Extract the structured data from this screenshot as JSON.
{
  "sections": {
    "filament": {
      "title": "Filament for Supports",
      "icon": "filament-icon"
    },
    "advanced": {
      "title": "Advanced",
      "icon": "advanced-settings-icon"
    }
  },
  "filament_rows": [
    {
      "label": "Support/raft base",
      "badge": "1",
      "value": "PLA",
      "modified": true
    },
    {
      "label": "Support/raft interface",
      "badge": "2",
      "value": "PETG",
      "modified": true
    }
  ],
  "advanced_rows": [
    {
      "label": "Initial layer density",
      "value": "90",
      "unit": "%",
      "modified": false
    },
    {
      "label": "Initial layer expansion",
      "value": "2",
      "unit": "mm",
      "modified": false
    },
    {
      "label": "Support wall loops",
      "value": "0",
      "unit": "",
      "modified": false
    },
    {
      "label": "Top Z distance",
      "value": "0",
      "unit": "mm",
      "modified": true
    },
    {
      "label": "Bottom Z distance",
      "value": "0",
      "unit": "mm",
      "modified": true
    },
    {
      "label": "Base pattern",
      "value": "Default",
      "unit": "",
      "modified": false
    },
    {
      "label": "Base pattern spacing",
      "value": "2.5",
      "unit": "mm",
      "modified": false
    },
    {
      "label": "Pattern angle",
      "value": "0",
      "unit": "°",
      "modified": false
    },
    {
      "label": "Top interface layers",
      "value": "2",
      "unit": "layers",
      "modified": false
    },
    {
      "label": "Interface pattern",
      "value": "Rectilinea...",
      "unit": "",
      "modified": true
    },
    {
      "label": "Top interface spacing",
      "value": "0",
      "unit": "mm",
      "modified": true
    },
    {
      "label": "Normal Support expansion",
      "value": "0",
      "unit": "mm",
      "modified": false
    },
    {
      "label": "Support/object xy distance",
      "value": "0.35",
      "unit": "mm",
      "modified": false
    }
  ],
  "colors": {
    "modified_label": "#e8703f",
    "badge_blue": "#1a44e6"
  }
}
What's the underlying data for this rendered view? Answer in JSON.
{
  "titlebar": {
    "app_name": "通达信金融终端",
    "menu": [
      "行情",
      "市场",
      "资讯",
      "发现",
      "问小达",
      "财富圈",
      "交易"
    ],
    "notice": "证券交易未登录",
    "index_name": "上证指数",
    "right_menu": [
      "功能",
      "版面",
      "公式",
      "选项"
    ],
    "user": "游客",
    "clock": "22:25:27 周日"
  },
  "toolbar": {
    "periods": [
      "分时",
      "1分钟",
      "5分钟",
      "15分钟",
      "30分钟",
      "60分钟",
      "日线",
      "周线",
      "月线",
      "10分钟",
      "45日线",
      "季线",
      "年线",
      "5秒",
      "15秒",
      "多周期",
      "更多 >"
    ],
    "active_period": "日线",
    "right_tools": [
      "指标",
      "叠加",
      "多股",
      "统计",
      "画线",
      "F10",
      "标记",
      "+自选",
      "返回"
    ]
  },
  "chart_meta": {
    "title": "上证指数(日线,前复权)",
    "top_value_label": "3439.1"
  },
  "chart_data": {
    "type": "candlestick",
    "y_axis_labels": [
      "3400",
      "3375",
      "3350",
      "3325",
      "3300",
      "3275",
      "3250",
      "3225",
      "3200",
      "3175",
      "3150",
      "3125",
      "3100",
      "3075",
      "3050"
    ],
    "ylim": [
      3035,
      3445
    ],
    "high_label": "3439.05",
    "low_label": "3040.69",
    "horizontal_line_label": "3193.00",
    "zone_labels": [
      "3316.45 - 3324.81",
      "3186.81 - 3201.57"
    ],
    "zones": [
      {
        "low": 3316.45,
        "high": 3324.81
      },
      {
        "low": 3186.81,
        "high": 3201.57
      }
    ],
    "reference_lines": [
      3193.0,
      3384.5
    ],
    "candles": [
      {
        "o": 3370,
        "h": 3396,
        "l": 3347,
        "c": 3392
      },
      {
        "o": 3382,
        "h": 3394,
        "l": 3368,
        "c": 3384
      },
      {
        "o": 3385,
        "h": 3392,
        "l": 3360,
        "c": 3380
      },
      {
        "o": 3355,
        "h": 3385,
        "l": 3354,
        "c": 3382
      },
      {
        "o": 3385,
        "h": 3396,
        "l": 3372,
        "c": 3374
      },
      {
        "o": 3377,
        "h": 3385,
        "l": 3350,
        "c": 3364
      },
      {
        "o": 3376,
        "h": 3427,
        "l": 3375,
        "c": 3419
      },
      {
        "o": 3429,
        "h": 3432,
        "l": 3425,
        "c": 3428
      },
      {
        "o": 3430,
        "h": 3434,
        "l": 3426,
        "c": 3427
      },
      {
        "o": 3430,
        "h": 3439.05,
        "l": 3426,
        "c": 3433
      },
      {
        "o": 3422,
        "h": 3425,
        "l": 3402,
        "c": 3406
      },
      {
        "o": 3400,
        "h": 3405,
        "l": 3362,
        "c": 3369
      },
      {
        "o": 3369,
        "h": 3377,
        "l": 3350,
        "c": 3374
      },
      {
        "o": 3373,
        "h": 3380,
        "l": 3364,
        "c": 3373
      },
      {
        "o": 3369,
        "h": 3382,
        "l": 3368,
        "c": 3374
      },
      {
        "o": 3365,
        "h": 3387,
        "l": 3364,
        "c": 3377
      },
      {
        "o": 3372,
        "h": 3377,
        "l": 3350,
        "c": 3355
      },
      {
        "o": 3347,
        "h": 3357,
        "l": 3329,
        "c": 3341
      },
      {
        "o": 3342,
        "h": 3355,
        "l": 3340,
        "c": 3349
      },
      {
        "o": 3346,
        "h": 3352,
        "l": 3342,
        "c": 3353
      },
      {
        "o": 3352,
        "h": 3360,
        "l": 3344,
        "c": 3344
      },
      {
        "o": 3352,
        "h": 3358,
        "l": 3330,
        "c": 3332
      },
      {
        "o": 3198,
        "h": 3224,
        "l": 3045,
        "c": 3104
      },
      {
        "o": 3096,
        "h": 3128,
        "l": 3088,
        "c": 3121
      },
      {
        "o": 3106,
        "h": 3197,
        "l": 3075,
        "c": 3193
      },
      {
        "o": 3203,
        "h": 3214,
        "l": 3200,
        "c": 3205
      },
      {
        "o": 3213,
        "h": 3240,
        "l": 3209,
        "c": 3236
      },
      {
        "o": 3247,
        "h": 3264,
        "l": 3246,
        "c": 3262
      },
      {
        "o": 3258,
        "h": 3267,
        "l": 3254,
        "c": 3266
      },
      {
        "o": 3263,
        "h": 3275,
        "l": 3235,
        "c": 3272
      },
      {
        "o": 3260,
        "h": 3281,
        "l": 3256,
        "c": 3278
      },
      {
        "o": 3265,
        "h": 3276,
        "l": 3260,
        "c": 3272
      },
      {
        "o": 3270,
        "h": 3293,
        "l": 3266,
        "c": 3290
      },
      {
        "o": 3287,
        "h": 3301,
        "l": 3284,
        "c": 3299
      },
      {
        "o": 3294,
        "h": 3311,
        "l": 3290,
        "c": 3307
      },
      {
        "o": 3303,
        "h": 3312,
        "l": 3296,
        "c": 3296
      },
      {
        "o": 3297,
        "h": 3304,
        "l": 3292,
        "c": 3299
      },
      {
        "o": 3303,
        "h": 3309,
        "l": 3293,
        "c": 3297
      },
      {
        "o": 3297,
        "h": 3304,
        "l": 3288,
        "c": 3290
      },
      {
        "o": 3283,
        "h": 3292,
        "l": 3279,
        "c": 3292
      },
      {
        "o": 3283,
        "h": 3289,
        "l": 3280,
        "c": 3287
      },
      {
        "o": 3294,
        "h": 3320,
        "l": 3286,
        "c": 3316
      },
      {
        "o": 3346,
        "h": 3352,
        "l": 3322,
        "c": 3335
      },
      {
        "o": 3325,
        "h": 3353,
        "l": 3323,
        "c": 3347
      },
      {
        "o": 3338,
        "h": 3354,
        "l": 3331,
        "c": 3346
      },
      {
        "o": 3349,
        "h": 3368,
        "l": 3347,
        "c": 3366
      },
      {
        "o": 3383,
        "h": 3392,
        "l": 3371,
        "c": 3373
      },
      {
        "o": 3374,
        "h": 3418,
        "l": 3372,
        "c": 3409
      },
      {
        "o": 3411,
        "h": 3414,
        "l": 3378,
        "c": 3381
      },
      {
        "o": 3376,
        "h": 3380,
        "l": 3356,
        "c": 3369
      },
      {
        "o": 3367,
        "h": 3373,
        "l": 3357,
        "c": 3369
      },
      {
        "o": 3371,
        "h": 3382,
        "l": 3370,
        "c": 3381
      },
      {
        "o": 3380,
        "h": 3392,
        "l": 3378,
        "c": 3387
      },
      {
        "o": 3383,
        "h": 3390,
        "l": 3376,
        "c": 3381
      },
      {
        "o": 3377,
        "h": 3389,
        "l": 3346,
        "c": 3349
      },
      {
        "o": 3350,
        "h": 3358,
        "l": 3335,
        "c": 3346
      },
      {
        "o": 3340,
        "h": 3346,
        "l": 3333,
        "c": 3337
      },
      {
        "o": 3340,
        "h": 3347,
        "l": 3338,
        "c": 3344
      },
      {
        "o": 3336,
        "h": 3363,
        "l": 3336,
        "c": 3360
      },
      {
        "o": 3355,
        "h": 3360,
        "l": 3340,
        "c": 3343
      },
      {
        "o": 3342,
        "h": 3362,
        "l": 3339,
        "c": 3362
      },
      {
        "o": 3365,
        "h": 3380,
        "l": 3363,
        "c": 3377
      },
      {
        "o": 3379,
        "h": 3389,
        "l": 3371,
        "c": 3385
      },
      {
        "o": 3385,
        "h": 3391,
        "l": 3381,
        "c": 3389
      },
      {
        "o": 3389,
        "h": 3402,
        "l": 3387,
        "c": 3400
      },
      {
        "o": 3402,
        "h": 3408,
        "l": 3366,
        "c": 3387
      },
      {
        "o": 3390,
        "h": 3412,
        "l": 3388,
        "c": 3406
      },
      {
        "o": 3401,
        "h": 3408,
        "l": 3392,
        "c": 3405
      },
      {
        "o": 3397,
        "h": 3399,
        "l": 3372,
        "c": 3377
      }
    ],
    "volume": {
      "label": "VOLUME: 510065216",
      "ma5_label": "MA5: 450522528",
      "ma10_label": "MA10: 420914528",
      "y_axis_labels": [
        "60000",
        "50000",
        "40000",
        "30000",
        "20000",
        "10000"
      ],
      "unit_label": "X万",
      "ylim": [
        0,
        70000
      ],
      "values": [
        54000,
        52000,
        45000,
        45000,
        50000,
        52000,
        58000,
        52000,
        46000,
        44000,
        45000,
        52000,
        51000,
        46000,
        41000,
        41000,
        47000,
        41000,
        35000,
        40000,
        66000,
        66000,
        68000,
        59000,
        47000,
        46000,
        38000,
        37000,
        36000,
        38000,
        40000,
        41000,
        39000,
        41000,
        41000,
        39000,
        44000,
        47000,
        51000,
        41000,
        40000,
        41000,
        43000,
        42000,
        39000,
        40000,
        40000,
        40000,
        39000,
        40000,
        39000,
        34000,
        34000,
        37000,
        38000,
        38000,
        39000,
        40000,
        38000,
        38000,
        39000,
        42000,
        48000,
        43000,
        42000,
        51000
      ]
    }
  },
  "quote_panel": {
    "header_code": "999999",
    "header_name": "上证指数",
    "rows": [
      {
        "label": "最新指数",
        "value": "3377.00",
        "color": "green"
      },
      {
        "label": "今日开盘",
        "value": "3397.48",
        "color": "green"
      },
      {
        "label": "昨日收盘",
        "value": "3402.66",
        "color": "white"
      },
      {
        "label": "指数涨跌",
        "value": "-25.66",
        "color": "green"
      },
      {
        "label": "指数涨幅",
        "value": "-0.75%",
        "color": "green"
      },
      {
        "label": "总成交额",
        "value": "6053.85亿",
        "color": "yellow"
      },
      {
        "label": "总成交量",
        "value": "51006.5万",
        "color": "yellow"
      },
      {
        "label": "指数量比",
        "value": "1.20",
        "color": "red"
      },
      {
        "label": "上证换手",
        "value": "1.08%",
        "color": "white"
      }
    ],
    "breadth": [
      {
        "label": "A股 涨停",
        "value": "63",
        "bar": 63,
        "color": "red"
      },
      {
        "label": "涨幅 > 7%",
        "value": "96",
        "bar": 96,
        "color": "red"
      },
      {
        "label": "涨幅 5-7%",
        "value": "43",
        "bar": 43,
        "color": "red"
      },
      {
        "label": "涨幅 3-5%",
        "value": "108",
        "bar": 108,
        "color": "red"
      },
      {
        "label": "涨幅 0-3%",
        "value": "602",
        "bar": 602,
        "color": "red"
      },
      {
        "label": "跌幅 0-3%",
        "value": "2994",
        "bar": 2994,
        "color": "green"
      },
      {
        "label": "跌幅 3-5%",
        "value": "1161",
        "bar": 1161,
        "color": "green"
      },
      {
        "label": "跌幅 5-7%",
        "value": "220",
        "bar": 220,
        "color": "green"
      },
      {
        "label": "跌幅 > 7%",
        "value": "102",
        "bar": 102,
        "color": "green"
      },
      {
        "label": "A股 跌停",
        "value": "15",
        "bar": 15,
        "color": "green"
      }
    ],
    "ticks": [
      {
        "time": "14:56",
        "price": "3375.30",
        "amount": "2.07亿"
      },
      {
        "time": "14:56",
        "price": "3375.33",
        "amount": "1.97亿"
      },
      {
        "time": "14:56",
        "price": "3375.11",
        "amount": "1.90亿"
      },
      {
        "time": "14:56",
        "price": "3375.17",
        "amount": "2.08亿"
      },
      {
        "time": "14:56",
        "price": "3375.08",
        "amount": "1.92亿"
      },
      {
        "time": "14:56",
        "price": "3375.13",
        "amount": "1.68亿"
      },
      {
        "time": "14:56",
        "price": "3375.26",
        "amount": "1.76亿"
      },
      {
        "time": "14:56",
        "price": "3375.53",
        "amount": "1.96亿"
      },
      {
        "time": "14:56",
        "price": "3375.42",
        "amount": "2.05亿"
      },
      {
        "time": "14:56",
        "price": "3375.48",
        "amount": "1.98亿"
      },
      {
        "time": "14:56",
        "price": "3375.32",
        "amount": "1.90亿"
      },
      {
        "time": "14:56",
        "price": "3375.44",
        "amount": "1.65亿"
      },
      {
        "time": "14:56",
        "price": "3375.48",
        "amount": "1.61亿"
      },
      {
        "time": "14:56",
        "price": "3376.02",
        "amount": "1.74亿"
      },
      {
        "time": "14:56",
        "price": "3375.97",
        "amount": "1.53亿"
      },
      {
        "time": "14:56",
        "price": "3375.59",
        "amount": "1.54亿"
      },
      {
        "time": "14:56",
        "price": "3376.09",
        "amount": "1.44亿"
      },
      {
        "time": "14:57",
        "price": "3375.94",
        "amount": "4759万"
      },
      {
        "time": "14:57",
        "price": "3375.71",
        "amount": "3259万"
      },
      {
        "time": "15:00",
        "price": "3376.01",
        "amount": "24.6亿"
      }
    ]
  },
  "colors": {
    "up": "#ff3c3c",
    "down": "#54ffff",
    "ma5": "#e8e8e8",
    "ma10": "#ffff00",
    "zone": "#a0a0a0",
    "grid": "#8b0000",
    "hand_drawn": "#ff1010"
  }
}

■ ■ ■ ■ ■ ■ ■

How many of the lines above hold the word "JSON"? Give only that number.

• [Solution for this problem]:
2